— Start —
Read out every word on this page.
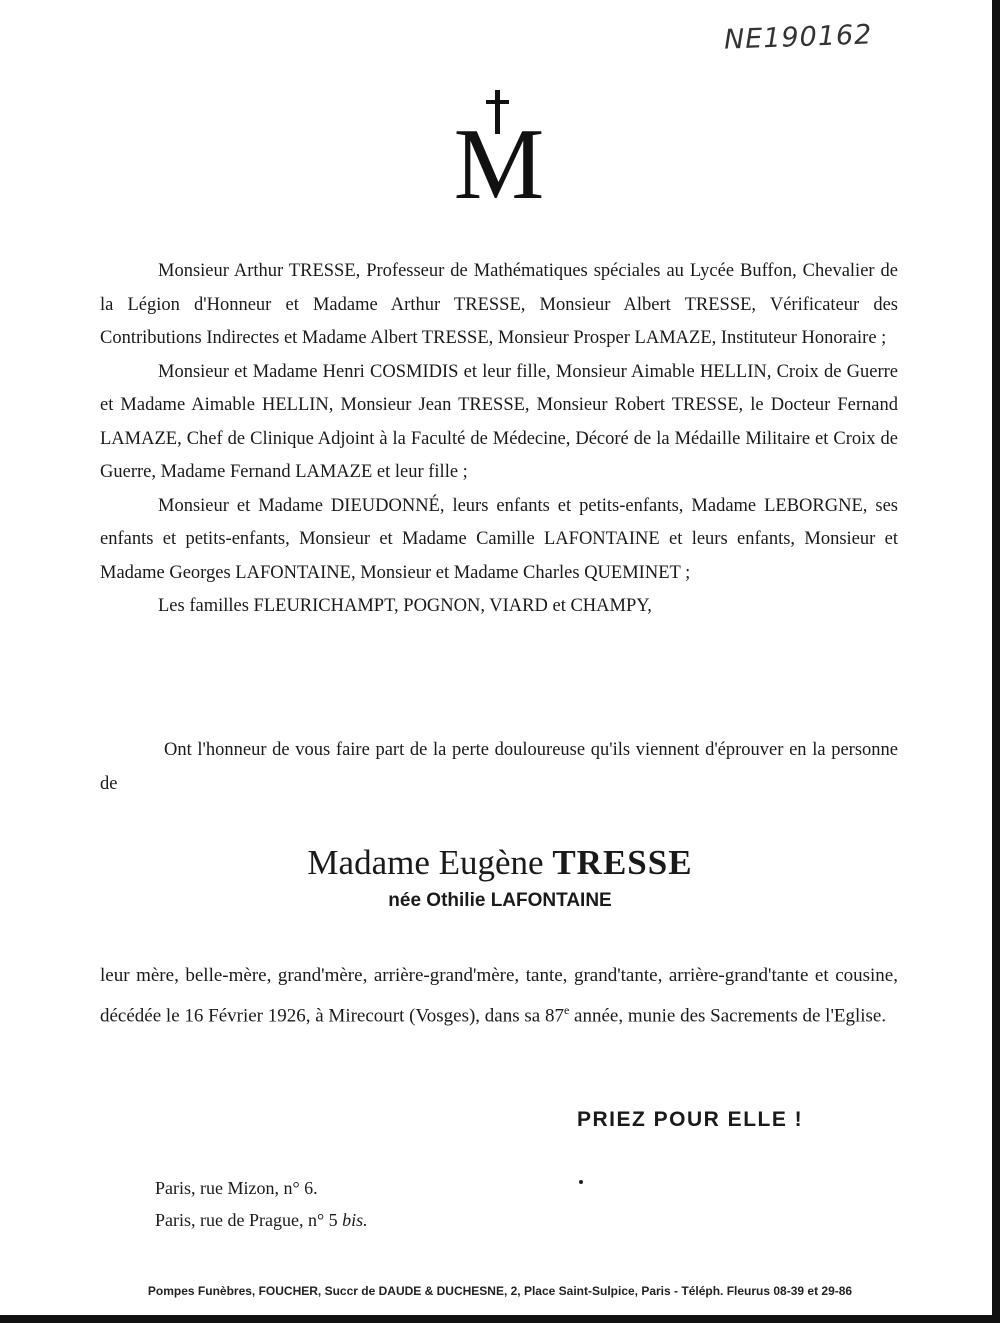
NE190162
M

Monsieur Arthur TRESSE, Professeur de Mathématiques spéciales au Lycée Buffon, Chevalier de la Légion d'Honneur et Madame Arthur TRESSE, Monsieur Albert TRESSE, Vérificateur des Contributions Indirectes et Madame Albert TRESSE, Monsieur Prosper LAMAZE, Instituteur Honoraire ;

Monsieur et Madame Henri COSMIDIS et leur fille, Monsieur Aimable HELLIN, Croix de Guerre et Madame Aimable HELLIN, Monsieur Jean TRESSE, Monsieur Robert TRESSE, le Docteur Fernand LAMAZE, Chef de Clinique Adjoint à la Faculté de Médecine, Décoré de la Médaille Militaire et Croix de Guerre, Madame Fernand LAMAZE et leur fille ;

Monsieur et Madame DIEUDONNÉ, leurs enfants et petits-enfants, Madame LEBORGNE, ses enfants et petits-enfants, Monsieur et Madame Camille LAFONTAINE et leurs enfants, Monsieur et Madame Georges LAFONTAINE, Monsieur et Madame Charles QUEMINET ;

Les familles FLEURICHAMPT, POGNON, VIARD et CHAMPY,

Ont l'honneur de vous faire part de la perte douloureuse qu'ils viennent d'éprouver en la personne de

Madame Eugène TRESSE
née Othilie LAFONTAINE

leur mère, belle-mère, grand'mère, arrière-grand'mère, tante, grand'tante, arrière-grand'tante et cousine, décédée le 16 Février 1926, à Mirecourt (Vosges), dans sa 87e année, munie des Sacrements de l'Eglise.

PRIEZ POUR ELLE !
Paris, rue Mizon, n° 6.
Paris, rue de Prague, n° 5 bis.
Pompes Funèbres, FOUCHER, Succr de DAUDE & DUCHESNE, 2, Place Saint-Sulpice, Paris - Téléph. Fleurus 08-39 et 29-86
— End —
Return every line containing "Paris".

Paris, rue Mizon, n° 6.
Paris, rue de Prague, n° 5 bis.
Pompes Funèbres, FOUCHER, Succr de DAUDE & DUCHESNE, 2, Place Saint-Sulpice, Paris - Téléph. Fleurus 08-39 et 29-86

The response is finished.